Activity — All lines holding the string "text" should be copied from the data below.
□ □ □ □ □ □ □
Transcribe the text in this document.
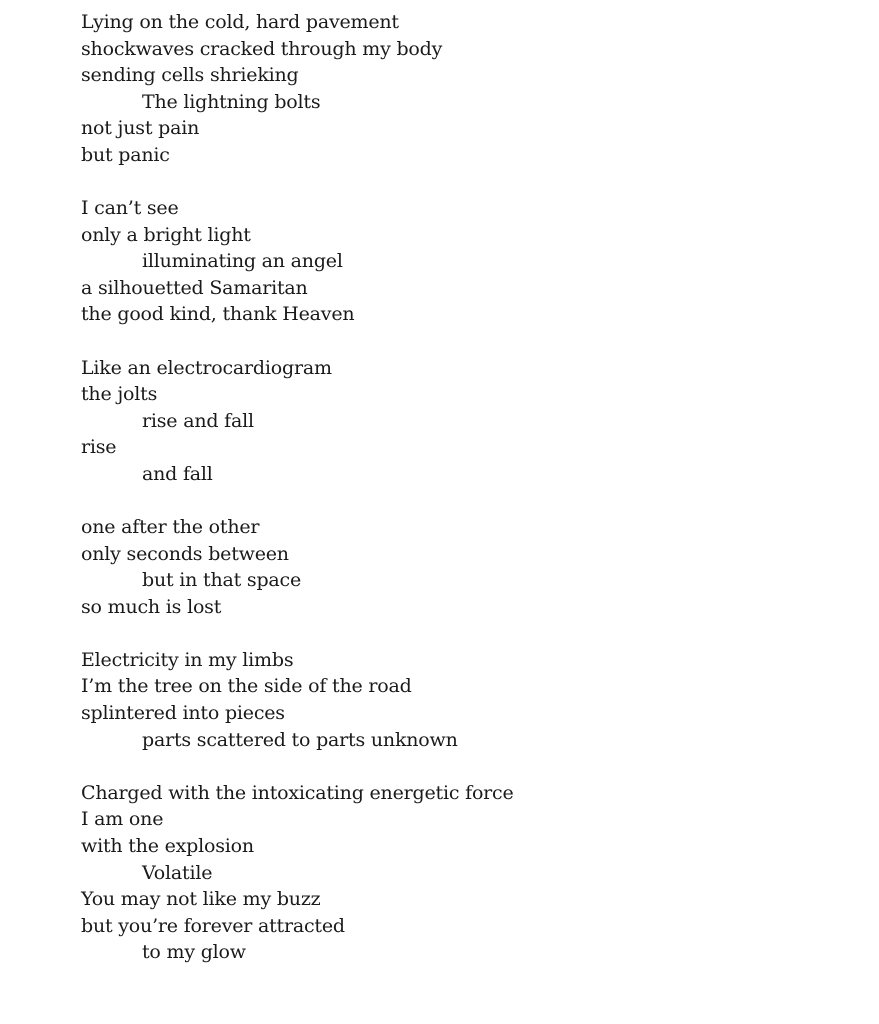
Lying on the cold, hard pavement
shockwaves cracked through my body
sending cells shrieking
The lightning bolts
not just pain
but panic
I can’t see
only a bright light
illuminating an angel
a silhouetted Samaritan
the good kind, thank Heaven
Like an electrocardiogram
the jolts
rise and fall
rise
and fall
one after the other
only seconds between
but in that space
so much is lost
Electricity in my limbs
I’m the tree on the side of the road
splintered into pieces
parts scattered to parts unknown
Charged with the intoxicating energetic force
I am one
with the explosion
Volatile
You may not like my buzz
but you’re forever attracted
to my glow
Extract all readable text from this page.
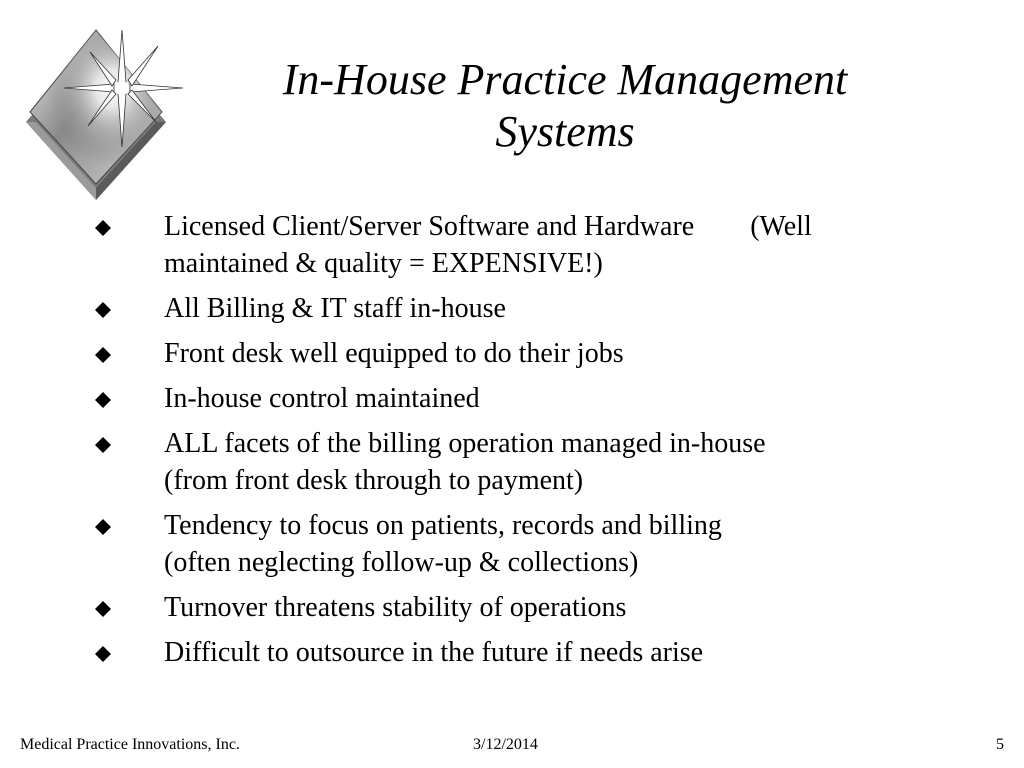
In-House Practice Management
Systems
Licensed Client/Server Software and Hardware        (Well
maintained & quality = EXPENSIVE!)
All Billing & IT staff in-house
Front desk well equipped to do their jobs
In-house control maintained
ALL facets of the billing operation managed in-house
(from front desk through to payment)
Tendency to focus on patients, records and billing
(often neglecting follow-up & collections)
Turnover threatens stability of operations
Difficult to outsource in the future if needs arise
Medical Practice Innovations, Inc.	3/12/2014	5
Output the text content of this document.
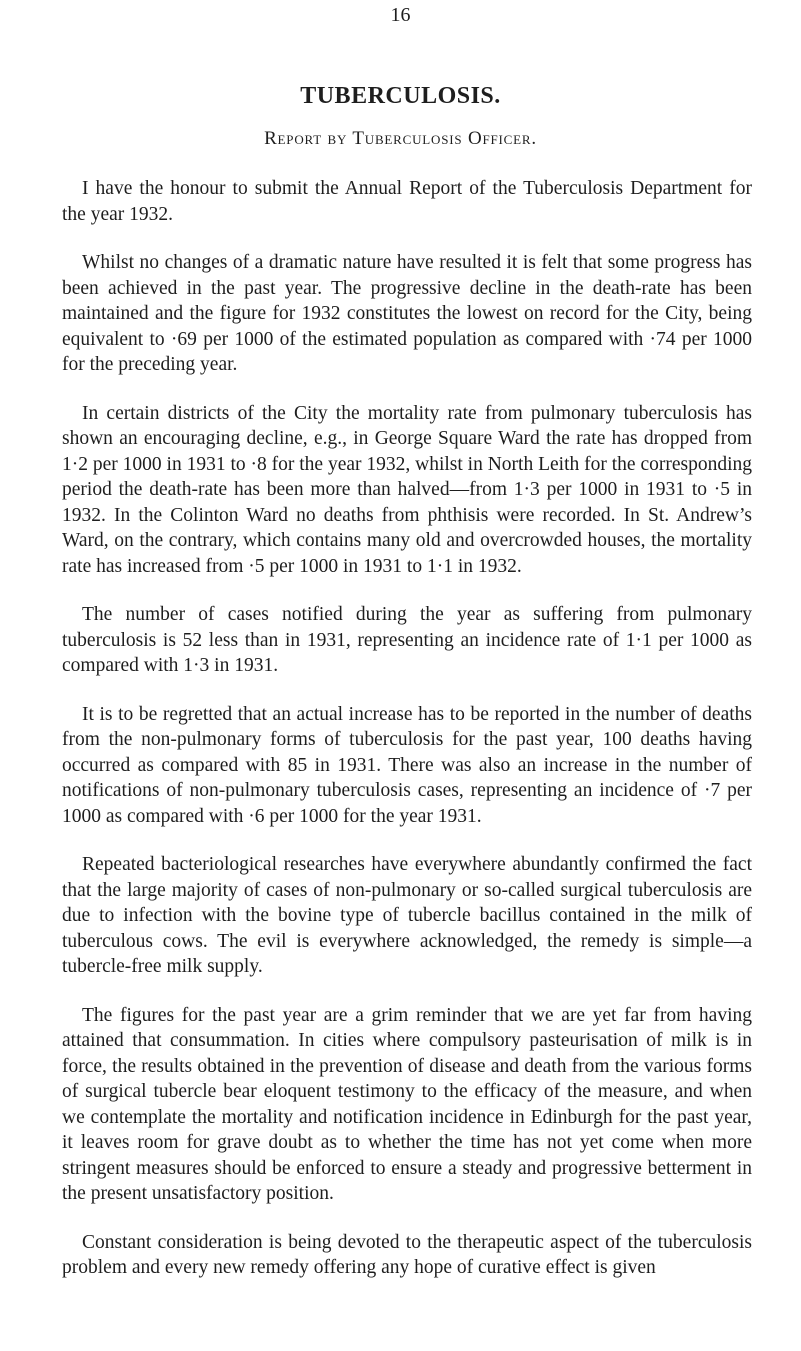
16
TUBERCULOSIS.
Report by Tuberculosis Officer.

I have the honour to submit the Annual Report of the Tuberculosis Department for the year 1932.

Whilst no changes of a dramatic nature have resulted it is felt that some progress has been achieved in the past year. The progressive decline in the death-rate has been maintained and the figure for 1932 constitutes the lowest on record for the City, being equivalent to ·69 per 1000 of the estimated population as compared with ·74 per 1000 for the preceding year.

In certain districts of the City the mortality rate from pulmonary tuberculosis has shown an encouraging decline, e.g., in George Square Ward the rate has dropped from 1·2 per 1000 in 1931 to ·8 for the year 1932, whilst in North Leith for the corresponding period the death-rate has been more than halved—from 1·3 per 1000 in 1931 to ·5 in 1932. In the Colinton Ward no deaths from phthisis were recorded. In St. Andrew’s Ward, on the contrary, which contains many old and overcrowded houses, the mortality rate has increased from ·5 per 1000 in 1931 to 1·1 in 1932.

The number of cases notified during the year as suffering from pulmonary tuberculosis is 52 less than in 1931, representing an incidence rate of 1·1 per 1000 as compared with 1·3 in 1931.

It is to be regretted that an actual increase has to be reported in the number of deaths from the non-pulmonary forms of tuberculosis for the past year, 100 deaths having occurred as compared with 85 in 1931. There was also an increase in the number of notifications of non-pulmonary tuberculosis cases, representing an incidence of ·7 per 1000 as compared with ·6 per 1000 for the year 1931.

Repeated bacteriological researches have everywhere abundantly confirmed the fact that the large majority of cases of non-pulmonary or so-called surgical tuberculosis are due to infection with the bovine type of tubercle bacillus contained in the milk of tuberculous cows. The evil is everywhere acknowledged, the remedy is simple—a tubercle-free milk supply.

The figures for the past year are a grim reminder that we are yet far from having attained that consummation. In cities where compulsory pasteurisation of milk is in force, the results obtained in the prevention of disease and death from the various forms of surgical tubercle bear eloquent testimony to the efficacy of the measure, and when we contemplate the mortality and notification incidence in Edinburgh for the past year, it leaves room for grave doubt as to whether the time has not yet come when more stringent measures should be enforced to ensure a steady and progressive betterment in the present unsatisfactory position.

Constant consideration is being devoted to the therapeutic aspect of the tuberculosis problem and every new remedy offering any hope of curative effect is given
□ □ □ □ □ □ □
Solution for this problem —
Transcribe the text in this document.
Extract all readable text from this page.
Output the text content of this document.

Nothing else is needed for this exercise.